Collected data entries
####

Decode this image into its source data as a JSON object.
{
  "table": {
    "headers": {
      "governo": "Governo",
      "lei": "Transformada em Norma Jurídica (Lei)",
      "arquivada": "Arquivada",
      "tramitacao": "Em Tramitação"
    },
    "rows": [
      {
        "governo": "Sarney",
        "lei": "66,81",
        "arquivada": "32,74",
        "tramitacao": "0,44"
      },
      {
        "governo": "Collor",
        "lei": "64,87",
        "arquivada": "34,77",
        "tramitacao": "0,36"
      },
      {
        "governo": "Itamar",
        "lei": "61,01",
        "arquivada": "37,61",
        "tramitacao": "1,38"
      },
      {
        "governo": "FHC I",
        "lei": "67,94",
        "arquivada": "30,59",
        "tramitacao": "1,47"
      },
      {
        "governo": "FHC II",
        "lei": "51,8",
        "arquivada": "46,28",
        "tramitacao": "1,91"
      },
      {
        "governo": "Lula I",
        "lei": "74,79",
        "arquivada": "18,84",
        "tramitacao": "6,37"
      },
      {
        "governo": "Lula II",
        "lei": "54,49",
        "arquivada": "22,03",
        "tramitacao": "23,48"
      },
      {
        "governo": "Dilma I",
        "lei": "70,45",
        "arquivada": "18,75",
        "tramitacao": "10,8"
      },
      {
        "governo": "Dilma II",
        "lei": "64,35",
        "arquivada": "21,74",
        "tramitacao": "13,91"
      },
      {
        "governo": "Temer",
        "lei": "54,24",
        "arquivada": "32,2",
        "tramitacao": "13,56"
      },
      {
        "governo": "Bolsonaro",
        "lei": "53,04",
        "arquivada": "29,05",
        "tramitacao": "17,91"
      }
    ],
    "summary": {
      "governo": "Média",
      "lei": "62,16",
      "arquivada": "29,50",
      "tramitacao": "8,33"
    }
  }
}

####

Reproduce each entry above exactly, keeping every word.

Decode this image into its source data as a JSON object.
{
  "table": {
    "headers": {
      "governo": "Governo",
      "lei": "Transformada em Norma Jurídica (Lei)",
      "arquivada": "Arquivada",
      "tramitacao": "Em Tramitação"
    },
    "rows": [
      {
        "governo": "Sarney",
        "lei": "66,81",
        "arquivada": "32,74",
        "tramitacao": "0,44"
      },
      {
        "governo": "Collor",
        "lei": "64,87",
        "arquivada": "34,77",
        "tramitacao": "0,36"
      },
      {
        "governo": "Itamar",
        "lei": "61,01",
        "arquivada": "37,61",
        "tramitacao": "1,38"
      },
      {
        "governo": "FHC I",
        "lei": "67,94",
        "arquivada": "30,59",
        "tramitacao": "1,47"
      },
      {
        "governo": "FHC II",
        "lei": "51,8",
        "arquivada": "46,28",
        "tramitacao": "1,91"
      },
      {
        "governo": "Lula I",
        "lei": "74,79",
        "arquivada": "18,84",
        "tramitacao": "6,37"
      },
      {
        "governo": "Lula II",
        "lei": "54,49",
        "arquivada": "22,03",
        "tramitacao": "23,48"
      },
      {
        "governo": "Dilma I",
        "lei": "70,45",
        "arquivada": "18,75",
        "tramitacao": "10,8"
      },
      {
        "governo": "Dilma II",
        "lei": "64,35",
        "arquivada": "21,74",
        "tramitacao": "13,91"
      },
      {
        "governo": "Temer",
        "lei": "54,24",
        "arquivada": "32,2",
        "tramitacao": "13,56"
      },
      {
        "governo": "Bolsonaro",
        "lei": "53,04",
        "arquivada": "29,05",
        "tramitacao": "17,91"
      }
    ],
    "summary": {
      "governo": "Média",
      "lei": "62,16",
      "arquivada": "29,50",
      "tramitacao": "8,33"
    }
  }
}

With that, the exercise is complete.